— Tekst dokumentu —
'''
Jaka jest różnica między ludźmi na froncie a tymi na tyłach?

Na tyłach nie ma możliwości tak szybkiej identyfikacji tego, co kto robi. Ludzie nie chodzą przecież z tabliczkami, na których mieliby wypisane rzeczy, które robią. Nie można stwierdzić, czy to, co robią, jest przydatne dla obrony państwa. Widzisz osobę, która żyje własnym życiem. Co kryje się za tą fasadą? Nie wiesz. Nie będziesz podchodził do każdego i pytał: „Co robisz? Pijesz kawę czy może przekazujesz też datki? Tkasz siatki maskujące? Jesteś wolontariuszem? Pracujesz w firmie, która lutuje drony? A może sam lutujesz drony gdzieś w domu w wolnym czasie?”.

Nie zamierzasz tak dręczyć każdej napotkanej osoby. Nie będziesz pytać: „Jak widzisz przyszłość Ukrainy? Czy w ogóle chcesz, aby Ukraina istniała jako niezależne państwo, samowystarczalne, pełnoprawne, rozwinięte, autorytatywne i tak dalej?”. Nie zamierzasz chodzić i pytać wszystkich.

"Starałem się zdobyć jak najwięcej wojskowej wiedzy, umiejętności i zdolności". Zdjęcie: Anton Szewełow.

W ukraińskiej armii jest wiele kobiet. Czy Twoim zdaniem wojna naprawdę przestała być wyłącznie męską sprawą. I czy w armii panuje równość płci?

Nie dzielę żołnierzy na mężczyzn i kobiety. Gotowość i zdolność do obrony kraju nie zależy od płci, tylko od człowieka.
'''
— Zadanie do wykonania —
Odpowiedz krótko na pytania do tekstu dokumentu:
1. Z czym, według tekstu dokumentu, ludzie na tyłach nie chodzą?
2. Kto jest autorem zdjęcia?
3. Od czego zależy gotowość i zdolność do obrony kraju?
Wiersze poniżej stanowią odrębny materiał.

— Dostarczone dane —
'''
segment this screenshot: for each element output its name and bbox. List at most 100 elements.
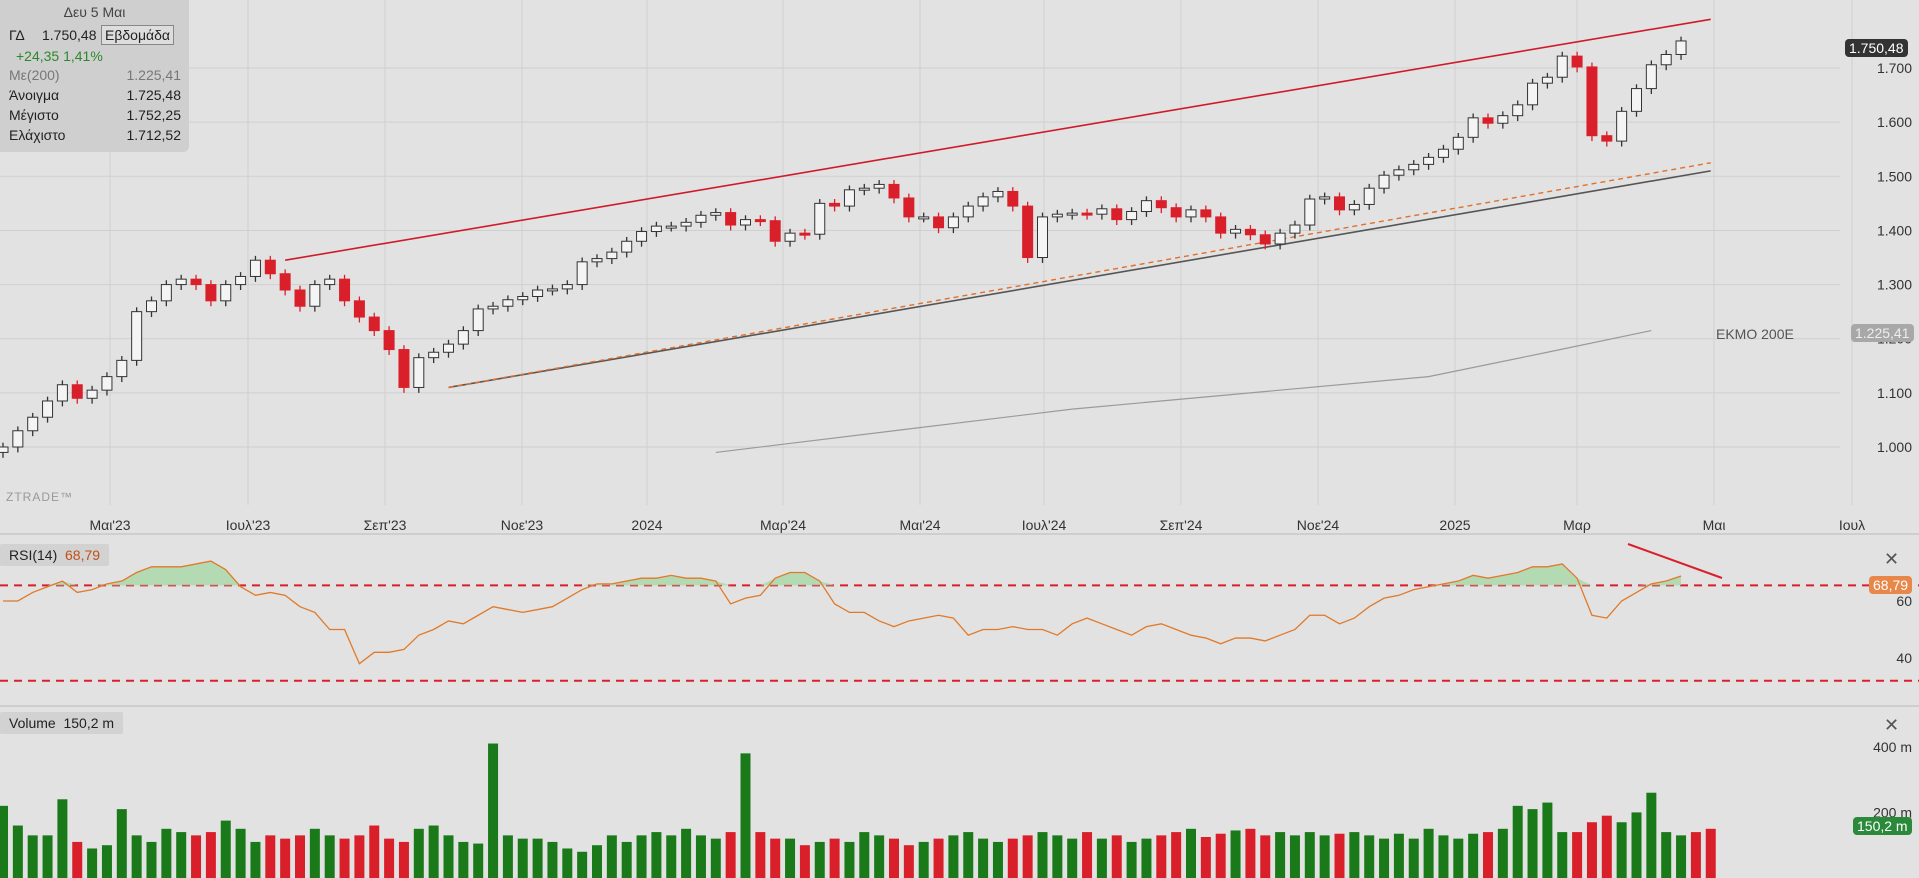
'''
— Wynik zadania —
1. Z tabliczkami, na których mieliby wypisane rzeczy, które robią.
2. Anton Szewełow.
3. Nie od płci, tylko od człowieka.